- Written instruction:
What number of lines contain the word "about"? Reply with the number and nothing else.

- Listed entries:

== == ==

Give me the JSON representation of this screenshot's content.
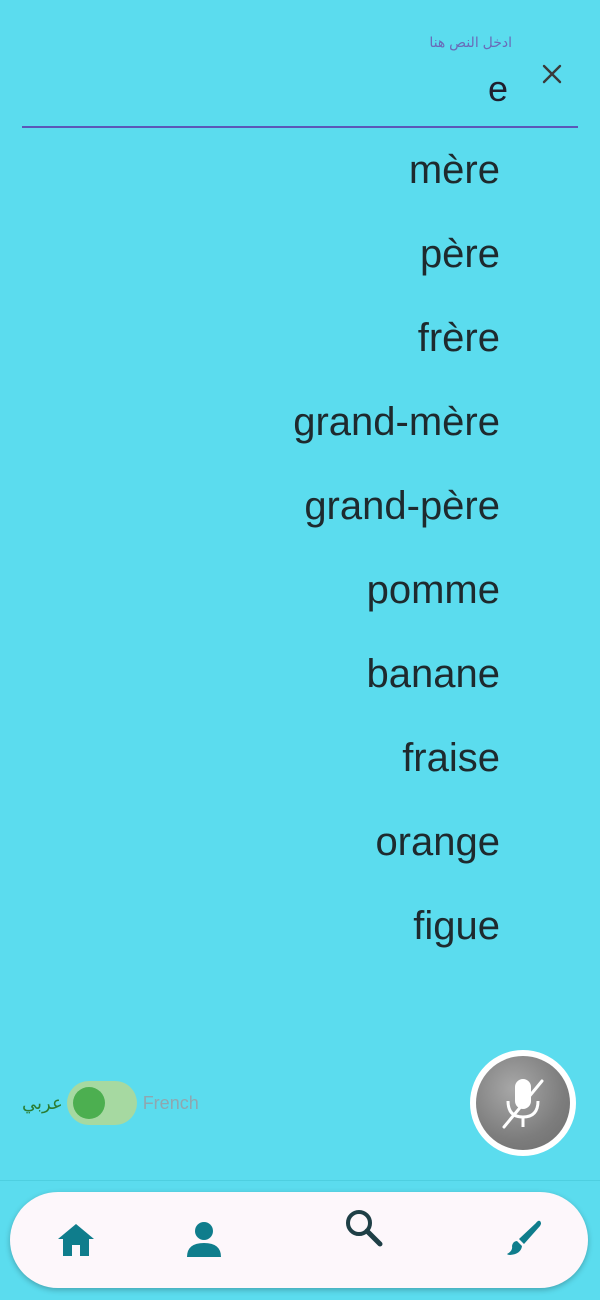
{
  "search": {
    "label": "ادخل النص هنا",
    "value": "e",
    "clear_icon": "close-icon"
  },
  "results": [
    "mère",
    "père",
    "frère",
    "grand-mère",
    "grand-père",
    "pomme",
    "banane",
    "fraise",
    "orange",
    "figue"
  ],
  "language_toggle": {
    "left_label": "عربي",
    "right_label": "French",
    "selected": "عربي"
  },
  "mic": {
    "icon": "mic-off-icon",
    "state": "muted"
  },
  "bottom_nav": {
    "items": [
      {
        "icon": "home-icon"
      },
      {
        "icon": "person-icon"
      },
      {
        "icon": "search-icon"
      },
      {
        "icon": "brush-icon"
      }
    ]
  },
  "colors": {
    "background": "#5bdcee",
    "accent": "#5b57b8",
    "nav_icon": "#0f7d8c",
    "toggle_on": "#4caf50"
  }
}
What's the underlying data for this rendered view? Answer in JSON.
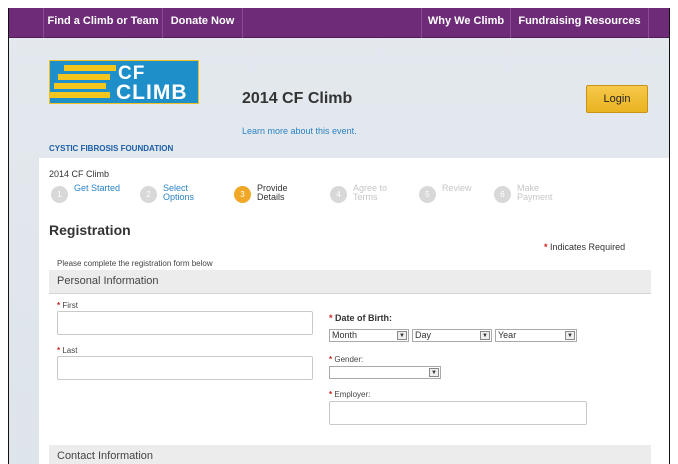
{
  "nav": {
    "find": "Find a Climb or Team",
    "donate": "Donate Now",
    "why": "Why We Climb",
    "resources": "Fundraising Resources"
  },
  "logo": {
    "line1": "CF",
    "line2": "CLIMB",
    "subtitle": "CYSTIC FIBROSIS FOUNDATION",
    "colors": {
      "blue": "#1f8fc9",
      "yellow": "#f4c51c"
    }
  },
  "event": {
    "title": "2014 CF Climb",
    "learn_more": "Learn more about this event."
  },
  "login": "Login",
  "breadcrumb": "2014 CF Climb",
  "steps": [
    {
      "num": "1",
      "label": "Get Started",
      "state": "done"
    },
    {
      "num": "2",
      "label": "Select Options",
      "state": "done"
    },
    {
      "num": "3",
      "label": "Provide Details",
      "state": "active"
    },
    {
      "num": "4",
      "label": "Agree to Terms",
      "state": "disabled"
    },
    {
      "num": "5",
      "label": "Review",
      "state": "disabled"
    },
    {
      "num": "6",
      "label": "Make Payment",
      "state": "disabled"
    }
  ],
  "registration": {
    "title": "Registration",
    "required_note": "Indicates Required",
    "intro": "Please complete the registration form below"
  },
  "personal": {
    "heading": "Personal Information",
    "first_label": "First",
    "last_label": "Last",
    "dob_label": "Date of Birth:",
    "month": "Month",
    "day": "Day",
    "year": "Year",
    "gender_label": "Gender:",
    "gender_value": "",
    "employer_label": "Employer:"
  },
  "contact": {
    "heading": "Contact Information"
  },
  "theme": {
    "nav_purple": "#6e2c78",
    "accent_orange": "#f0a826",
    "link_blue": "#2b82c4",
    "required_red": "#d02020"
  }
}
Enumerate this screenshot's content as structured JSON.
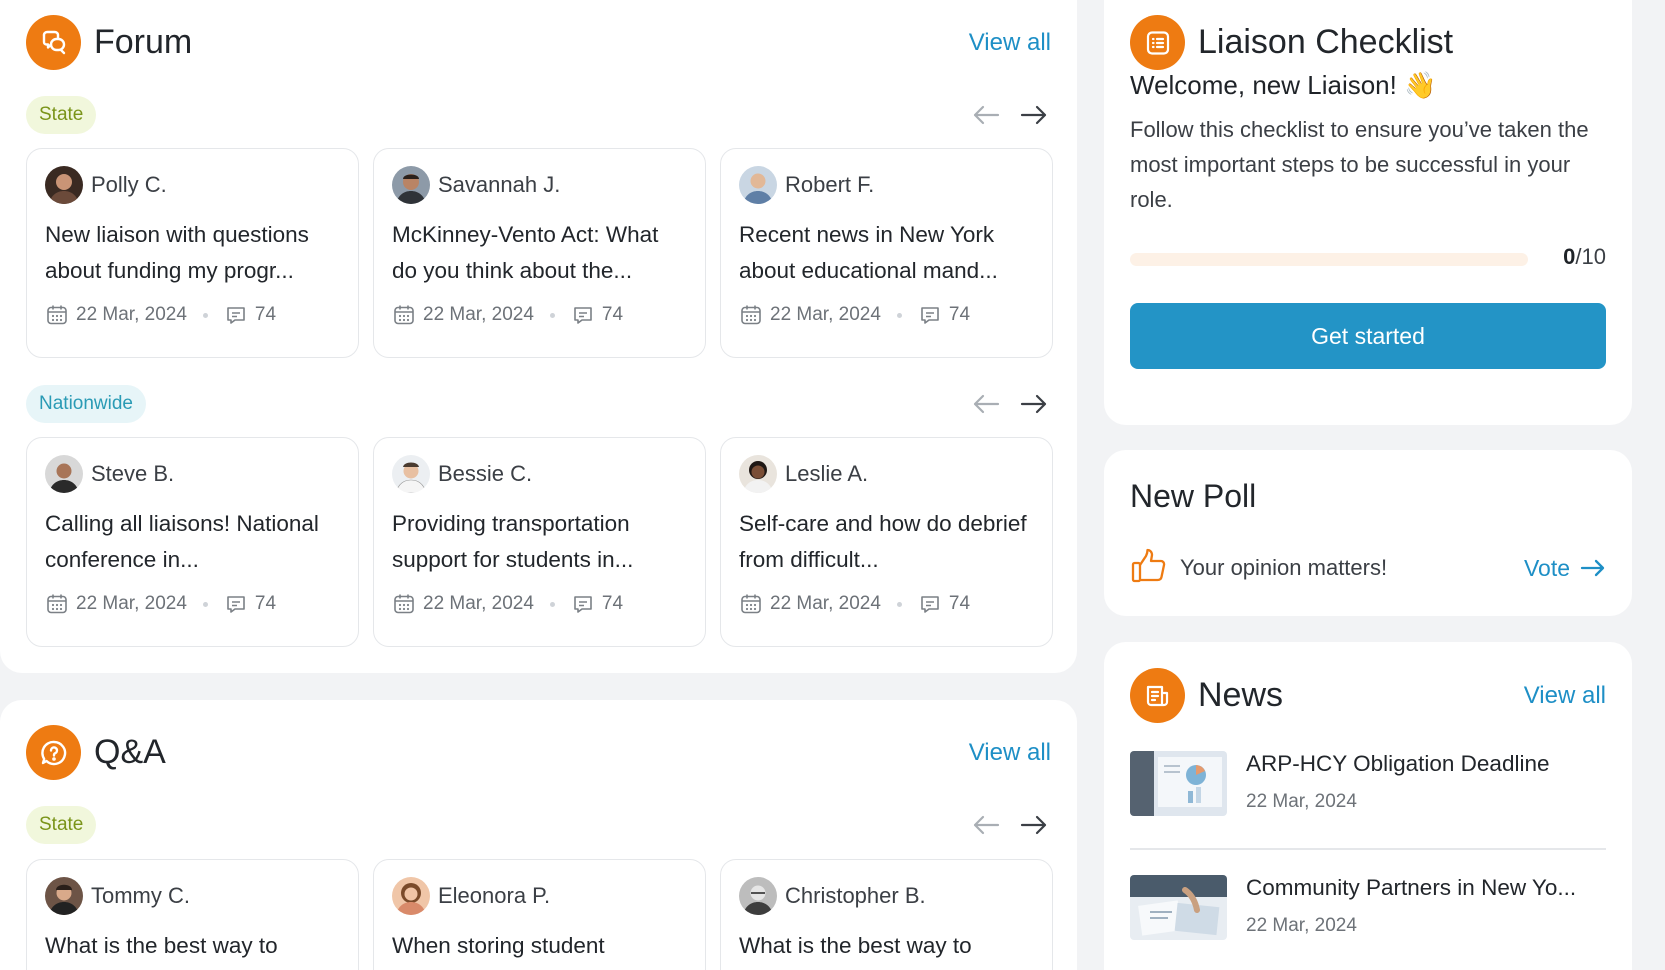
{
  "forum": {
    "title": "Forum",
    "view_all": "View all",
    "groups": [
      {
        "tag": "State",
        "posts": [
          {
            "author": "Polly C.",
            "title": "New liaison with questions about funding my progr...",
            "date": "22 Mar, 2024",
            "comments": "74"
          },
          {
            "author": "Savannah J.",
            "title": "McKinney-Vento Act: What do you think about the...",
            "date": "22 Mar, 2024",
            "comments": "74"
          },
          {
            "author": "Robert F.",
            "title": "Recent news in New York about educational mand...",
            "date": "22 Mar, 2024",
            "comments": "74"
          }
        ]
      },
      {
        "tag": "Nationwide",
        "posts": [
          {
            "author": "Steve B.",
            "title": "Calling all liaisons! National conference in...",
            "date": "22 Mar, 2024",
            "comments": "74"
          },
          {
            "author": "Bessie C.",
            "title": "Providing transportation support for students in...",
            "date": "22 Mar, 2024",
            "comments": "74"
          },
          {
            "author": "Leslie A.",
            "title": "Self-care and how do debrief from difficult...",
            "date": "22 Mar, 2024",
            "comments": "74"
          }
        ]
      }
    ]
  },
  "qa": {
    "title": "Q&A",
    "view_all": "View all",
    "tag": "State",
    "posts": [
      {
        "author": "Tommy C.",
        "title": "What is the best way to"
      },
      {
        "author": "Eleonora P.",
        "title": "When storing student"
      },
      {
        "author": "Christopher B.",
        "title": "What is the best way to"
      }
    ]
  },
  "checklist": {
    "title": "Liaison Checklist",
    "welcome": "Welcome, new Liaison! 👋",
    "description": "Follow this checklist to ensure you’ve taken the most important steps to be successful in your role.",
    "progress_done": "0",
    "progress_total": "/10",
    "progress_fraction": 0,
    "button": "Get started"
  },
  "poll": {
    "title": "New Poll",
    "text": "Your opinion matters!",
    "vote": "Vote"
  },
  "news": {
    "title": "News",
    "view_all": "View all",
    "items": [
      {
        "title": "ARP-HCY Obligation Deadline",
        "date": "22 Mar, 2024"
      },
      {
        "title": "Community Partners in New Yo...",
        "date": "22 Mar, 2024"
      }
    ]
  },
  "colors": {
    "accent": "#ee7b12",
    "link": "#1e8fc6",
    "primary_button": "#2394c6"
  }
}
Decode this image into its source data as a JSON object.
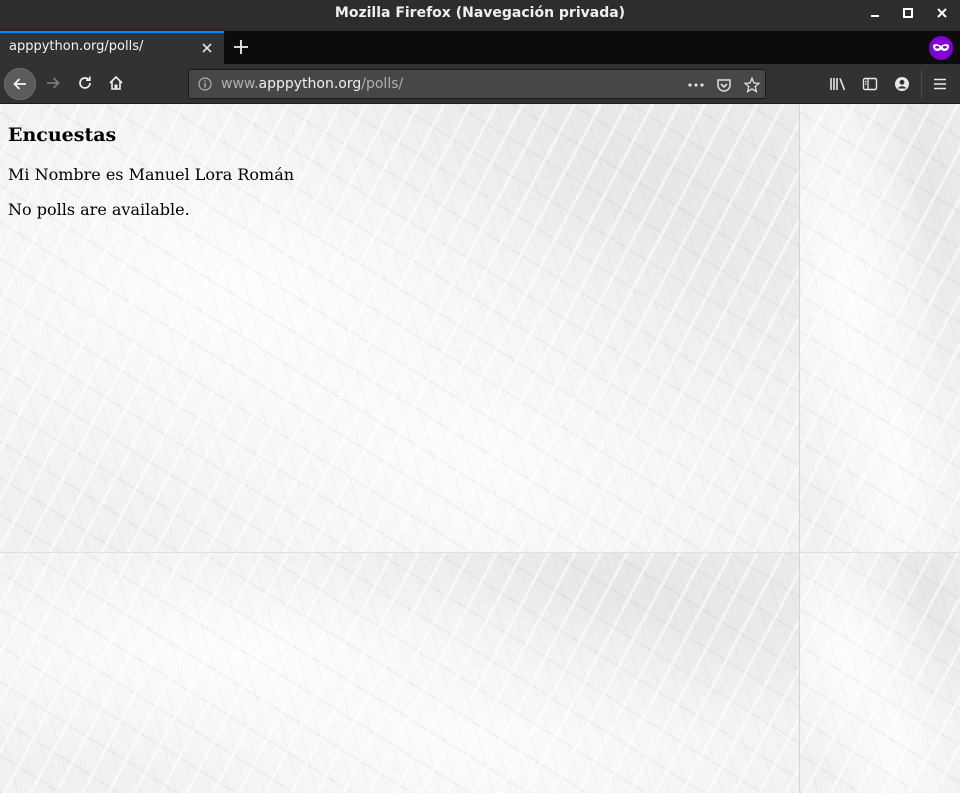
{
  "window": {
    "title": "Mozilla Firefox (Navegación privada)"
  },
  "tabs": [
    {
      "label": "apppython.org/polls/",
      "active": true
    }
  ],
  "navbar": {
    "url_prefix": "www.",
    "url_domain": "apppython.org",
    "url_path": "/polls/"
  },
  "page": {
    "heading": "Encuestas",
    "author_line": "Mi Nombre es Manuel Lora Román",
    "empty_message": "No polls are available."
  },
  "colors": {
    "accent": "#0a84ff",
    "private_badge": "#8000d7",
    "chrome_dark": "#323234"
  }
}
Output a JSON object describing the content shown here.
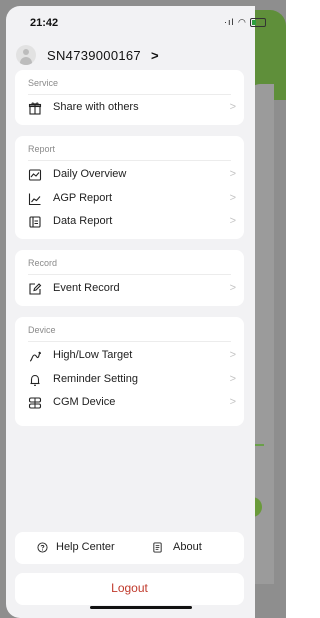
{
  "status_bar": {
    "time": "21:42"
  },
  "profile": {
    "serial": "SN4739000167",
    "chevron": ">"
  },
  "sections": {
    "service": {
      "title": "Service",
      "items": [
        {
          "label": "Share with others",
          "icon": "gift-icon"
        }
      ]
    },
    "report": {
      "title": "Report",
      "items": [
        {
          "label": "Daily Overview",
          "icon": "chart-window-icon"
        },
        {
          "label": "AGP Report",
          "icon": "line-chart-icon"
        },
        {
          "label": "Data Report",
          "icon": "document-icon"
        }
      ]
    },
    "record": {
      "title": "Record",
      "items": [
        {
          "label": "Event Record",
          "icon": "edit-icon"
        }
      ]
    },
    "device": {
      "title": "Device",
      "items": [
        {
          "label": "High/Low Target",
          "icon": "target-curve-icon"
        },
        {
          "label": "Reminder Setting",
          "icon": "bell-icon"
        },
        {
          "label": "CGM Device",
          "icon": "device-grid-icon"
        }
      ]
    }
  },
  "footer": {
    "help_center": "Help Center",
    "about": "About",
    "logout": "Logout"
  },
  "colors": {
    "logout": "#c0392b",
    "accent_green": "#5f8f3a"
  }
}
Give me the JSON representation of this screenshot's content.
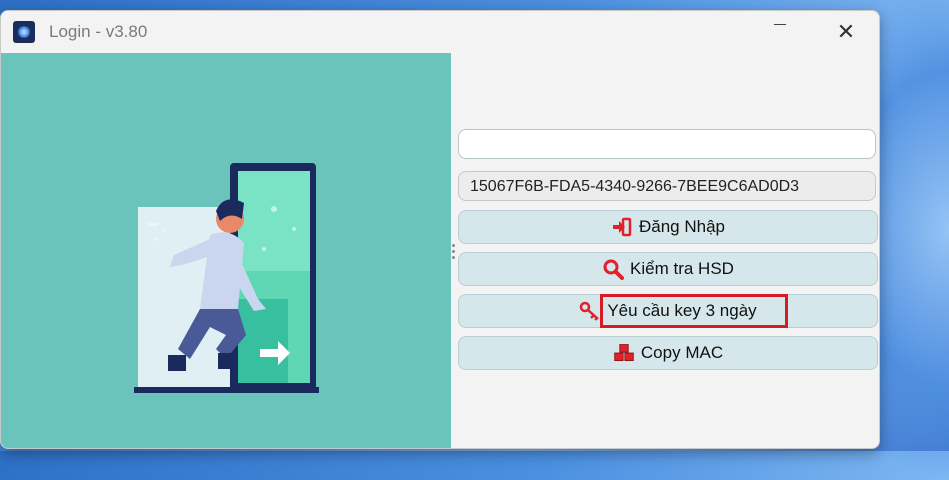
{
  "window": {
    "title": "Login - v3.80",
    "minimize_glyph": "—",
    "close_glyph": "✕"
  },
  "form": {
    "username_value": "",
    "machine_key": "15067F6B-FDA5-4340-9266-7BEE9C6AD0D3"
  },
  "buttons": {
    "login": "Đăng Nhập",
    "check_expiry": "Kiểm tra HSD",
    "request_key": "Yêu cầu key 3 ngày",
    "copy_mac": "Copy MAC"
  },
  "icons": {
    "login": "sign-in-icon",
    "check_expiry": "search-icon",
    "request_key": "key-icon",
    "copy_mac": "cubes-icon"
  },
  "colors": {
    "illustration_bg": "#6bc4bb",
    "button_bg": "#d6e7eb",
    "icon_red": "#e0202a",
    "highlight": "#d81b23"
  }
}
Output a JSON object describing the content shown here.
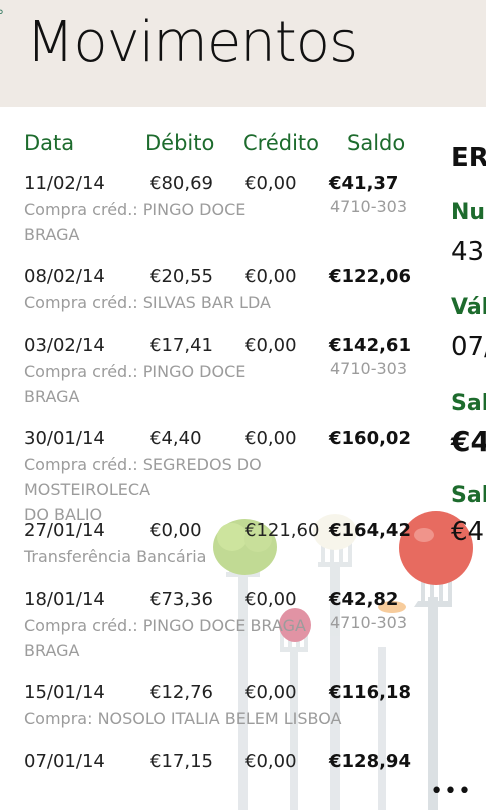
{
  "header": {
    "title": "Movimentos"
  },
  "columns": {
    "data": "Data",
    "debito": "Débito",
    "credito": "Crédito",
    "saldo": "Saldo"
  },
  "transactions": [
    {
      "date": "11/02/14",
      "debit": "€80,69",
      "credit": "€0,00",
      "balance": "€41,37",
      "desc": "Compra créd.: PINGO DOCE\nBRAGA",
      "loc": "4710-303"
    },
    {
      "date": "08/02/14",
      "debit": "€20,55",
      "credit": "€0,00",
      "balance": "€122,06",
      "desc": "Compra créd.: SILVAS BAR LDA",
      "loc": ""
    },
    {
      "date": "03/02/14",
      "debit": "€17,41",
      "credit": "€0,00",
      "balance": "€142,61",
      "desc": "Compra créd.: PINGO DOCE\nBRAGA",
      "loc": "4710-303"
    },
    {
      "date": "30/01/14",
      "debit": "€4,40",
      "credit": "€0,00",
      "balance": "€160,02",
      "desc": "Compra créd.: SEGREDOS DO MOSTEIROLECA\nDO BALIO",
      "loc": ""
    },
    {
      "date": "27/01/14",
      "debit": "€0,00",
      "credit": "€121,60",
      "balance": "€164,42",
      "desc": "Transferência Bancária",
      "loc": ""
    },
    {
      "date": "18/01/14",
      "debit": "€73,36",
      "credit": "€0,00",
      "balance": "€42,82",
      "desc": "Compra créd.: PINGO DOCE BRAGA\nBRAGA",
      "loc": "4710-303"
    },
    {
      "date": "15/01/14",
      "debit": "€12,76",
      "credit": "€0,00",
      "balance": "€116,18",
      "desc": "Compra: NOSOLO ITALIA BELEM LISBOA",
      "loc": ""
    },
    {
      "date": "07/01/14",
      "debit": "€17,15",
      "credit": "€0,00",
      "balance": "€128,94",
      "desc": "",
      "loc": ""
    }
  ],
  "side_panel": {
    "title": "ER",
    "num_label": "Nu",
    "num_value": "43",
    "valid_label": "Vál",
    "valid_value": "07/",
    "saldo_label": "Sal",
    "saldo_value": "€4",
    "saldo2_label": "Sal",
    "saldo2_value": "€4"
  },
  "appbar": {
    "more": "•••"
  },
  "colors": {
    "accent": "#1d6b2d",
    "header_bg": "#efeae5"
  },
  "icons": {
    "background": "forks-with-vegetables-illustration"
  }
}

== == ==

- Answer to this problem:
5